Records about charts and figures
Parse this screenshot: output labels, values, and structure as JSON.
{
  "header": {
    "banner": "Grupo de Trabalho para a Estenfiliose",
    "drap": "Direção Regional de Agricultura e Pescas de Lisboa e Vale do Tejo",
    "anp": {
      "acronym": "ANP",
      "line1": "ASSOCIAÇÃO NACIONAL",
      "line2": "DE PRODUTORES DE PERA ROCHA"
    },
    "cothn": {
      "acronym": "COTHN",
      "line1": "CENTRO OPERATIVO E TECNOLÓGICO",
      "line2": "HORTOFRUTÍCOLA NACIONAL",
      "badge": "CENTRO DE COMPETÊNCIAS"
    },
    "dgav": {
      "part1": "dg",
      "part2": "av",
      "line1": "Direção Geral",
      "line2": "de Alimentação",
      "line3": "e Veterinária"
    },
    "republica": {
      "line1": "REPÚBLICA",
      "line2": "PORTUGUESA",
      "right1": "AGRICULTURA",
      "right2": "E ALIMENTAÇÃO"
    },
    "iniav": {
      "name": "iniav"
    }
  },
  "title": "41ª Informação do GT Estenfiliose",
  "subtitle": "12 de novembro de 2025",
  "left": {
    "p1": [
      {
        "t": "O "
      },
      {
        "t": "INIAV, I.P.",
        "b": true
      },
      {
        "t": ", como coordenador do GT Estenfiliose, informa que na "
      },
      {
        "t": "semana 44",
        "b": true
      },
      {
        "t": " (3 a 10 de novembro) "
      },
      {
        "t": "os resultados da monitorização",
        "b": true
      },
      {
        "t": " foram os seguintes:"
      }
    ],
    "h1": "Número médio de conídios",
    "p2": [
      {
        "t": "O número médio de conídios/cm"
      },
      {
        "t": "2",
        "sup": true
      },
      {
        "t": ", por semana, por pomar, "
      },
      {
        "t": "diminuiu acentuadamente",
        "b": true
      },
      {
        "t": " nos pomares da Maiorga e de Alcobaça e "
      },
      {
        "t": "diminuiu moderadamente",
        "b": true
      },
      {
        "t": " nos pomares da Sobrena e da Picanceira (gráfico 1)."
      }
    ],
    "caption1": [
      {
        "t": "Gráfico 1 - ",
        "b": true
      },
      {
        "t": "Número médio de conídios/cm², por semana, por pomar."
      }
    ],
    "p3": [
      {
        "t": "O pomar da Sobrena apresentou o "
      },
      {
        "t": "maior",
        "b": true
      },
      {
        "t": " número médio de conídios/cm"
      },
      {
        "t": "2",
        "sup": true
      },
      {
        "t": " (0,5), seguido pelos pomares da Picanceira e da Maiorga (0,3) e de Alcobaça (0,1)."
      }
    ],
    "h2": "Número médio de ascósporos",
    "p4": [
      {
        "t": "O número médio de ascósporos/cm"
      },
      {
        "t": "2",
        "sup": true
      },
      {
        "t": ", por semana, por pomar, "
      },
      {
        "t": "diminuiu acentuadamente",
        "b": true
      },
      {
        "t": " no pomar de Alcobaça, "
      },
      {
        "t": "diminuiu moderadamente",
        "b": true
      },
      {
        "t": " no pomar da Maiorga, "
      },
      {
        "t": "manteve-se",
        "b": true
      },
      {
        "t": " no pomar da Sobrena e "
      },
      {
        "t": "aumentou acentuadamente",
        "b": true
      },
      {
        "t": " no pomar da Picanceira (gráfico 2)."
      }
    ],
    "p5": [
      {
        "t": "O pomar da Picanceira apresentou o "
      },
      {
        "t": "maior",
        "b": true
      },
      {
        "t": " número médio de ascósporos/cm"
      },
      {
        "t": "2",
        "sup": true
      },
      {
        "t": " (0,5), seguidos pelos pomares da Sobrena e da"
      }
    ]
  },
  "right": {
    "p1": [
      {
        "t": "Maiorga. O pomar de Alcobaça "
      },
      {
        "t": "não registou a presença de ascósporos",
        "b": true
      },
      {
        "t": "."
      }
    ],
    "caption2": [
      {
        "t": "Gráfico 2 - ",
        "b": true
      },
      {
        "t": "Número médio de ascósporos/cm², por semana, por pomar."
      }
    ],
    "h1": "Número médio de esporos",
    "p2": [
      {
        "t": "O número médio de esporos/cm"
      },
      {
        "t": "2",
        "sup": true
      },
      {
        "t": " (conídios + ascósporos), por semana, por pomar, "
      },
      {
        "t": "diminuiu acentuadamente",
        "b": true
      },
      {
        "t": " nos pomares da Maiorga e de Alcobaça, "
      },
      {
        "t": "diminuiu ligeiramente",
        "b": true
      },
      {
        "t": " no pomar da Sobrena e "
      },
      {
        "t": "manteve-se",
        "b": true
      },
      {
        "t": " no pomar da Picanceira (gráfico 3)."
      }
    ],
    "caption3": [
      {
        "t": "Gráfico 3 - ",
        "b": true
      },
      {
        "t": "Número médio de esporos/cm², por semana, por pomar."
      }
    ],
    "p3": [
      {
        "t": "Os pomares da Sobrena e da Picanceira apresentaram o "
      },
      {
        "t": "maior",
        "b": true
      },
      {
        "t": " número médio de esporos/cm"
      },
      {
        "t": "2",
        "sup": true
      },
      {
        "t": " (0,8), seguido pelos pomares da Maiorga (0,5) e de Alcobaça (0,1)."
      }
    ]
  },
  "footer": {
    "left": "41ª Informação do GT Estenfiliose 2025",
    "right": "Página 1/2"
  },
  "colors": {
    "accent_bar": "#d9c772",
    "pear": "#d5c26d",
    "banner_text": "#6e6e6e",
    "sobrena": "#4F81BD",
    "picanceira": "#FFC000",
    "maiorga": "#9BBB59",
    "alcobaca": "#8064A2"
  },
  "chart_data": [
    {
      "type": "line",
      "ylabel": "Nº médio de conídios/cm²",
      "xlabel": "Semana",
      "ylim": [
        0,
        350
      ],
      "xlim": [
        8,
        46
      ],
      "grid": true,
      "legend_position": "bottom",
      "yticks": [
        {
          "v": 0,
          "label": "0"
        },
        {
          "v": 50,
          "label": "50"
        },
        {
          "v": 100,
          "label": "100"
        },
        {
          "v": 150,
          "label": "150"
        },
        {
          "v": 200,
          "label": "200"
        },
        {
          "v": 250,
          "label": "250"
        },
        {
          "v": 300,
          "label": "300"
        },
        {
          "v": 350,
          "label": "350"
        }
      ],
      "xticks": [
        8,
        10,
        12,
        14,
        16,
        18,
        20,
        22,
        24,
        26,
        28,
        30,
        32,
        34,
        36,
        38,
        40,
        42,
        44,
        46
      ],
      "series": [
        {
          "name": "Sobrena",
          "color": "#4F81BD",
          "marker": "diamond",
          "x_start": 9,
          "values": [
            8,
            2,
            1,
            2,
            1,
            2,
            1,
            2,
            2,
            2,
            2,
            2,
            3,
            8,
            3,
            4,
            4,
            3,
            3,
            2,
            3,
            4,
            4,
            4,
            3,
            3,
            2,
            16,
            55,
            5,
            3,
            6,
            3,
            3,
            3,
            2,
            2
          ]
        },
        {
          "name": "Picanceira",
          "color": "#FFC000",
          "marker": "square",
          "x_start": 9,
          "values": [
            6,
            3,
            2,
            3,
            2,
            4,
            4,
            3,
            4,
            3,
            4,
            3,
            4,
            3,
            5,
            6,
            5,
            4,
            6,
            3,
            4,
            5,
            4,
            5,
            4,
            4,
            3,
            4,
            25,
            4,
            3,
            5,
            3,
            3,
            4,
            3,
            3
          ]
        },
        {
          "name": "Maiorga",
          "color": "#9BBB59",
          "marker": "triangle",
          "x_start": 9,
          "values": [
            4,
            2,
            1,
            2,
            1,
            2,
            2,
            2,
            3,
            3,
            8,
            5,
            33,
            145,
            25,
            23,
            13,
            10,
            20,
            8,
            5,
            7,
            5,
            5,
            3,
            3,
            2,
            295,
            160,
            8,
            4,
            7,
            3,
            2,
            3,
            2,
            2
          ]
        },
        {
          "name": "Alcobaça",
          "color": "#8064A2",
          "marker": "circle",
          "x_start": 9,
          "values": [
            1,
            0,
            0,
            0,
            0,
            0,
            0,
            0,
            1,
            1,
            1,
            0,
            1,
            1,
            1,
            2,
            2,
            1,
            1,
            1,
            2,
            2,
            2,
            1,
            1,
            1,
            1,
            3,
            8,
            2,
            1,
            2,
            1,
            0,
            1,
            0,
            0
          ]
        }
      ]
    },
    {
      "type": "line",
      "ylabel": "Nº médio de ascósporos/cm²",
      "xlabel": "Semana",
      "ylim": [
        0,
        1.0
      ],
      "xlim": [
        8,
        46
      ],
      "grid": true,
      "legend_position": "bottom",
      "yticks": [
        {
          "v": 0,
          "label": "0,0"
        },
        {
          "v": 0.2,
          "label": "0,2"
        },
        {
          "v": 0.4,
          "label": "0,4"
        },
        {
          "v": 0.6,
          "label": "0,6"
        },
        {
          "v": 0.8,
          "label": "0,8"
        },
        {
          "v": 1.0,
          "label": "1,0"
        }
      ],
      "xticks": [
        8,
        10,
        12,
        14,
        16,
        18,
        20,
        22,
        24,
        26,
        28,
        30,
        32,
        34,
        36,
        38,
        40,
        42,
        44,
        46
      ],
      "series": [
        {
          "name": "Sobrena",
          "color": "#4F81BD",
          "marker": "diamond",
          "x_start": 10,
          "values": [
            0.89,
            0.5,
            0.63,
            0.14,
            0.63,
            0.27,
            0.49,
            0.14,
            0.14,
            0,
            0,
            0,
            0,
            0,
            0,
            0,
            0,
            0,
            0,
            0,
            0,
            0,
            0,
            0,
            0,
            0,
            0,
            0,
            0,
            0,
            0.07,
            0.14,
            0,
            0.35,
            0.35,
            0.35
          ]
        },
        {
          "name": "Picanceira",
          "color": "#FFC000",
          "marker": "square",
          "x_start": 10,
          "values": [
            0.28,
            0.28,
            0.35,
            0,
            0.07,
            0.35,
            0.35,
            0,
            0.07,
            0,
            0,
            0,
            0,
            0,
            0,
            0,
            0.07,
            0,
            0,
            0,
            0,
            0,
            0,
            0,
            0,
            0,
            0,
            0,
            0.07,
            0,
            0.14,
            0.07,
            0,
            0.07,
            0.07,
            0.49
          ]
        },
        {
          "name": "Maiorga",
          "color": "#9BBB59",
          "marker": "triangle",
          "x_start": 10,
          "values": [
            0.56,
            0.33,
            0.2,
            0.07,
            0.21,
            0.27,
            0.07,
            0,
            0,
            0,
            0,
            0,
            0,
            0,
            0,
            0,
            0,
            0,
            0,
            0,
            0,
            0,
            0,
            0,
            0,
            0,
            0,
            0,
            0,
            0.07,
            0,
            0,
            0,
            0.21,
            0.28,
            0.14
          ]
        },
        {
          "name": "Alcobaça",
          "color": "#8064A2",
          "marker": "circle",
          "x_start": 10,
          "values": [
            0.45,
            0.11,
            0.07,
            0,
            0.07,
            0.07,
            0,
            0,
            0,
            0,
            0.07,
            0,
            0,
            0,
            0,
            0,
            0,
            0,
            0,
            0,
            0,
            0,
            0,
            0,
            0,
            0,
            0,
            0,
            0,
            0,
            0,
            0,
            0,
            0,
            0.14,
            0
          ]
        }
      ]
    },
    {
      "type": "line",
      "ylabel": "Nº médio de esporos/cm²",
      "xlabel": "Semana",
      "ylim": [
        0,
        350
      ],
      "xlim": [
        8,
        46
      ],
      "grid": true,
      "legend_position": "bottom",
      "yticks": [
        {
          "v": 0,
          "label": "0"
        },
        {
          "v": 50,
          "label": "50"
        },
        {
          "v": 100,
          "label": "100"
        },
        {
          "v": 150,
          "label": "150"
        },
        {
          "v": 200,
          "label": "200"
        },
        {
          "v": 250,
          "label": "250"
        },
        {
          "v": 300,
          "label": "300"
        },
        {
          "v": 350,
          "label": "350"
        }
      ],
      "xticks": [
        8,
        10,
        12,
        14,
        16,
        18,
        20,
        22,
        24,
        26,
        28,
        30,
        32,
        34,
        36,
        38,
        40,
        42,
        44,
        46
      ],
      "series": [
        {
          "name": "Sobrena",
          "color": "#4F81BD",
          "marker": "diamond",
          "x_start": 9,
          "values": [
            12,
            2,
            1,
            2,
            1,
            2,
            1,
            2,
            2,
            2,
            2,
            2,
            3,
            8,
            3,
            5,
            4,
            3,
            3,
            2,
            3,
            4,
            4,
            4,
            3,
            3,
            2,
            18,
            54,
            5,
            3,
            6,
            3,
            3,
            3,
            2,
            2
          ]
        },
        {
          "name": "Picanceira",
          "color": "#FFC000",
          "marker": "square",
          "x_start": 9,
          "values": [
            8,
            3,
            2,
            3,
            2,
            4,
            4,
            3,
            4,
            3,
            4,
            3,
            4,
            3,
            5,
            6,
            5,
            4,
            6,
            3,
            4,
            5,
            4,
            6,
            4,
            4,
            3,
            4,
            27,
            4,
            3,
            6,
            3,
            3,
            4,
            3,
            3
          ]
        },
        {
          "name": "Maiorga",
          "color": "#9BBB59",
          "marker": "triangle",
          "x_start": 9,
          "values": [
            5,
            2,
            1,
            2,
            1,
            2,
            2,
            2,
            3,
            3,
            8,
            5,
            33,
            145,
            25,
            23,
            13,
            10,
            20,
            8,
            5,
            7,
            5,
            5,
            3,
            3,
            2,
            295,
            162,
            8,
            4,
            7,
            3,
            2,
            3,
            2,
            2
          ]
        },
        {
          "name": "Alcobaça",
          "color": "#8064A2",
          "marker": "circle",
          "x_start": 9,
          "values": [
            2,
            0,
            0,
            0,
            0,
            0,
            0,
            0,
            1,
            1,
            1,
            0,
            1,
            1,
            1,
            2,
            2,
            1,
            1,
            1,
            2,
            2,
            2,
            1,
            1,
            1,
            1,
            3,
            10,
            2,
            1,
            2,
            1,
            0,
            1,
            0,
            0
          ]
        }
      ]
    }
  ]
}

WHAT YOU NEED TO DO:
Look through the entries above; copy each line where the string "Direção" appears.

ANSWER TO THE EXERCISE:
    "drap": "Direção Regional de Agricultura e Pescas de Lisboa e Vale do Tejo",
      "line1": "Direção Geral",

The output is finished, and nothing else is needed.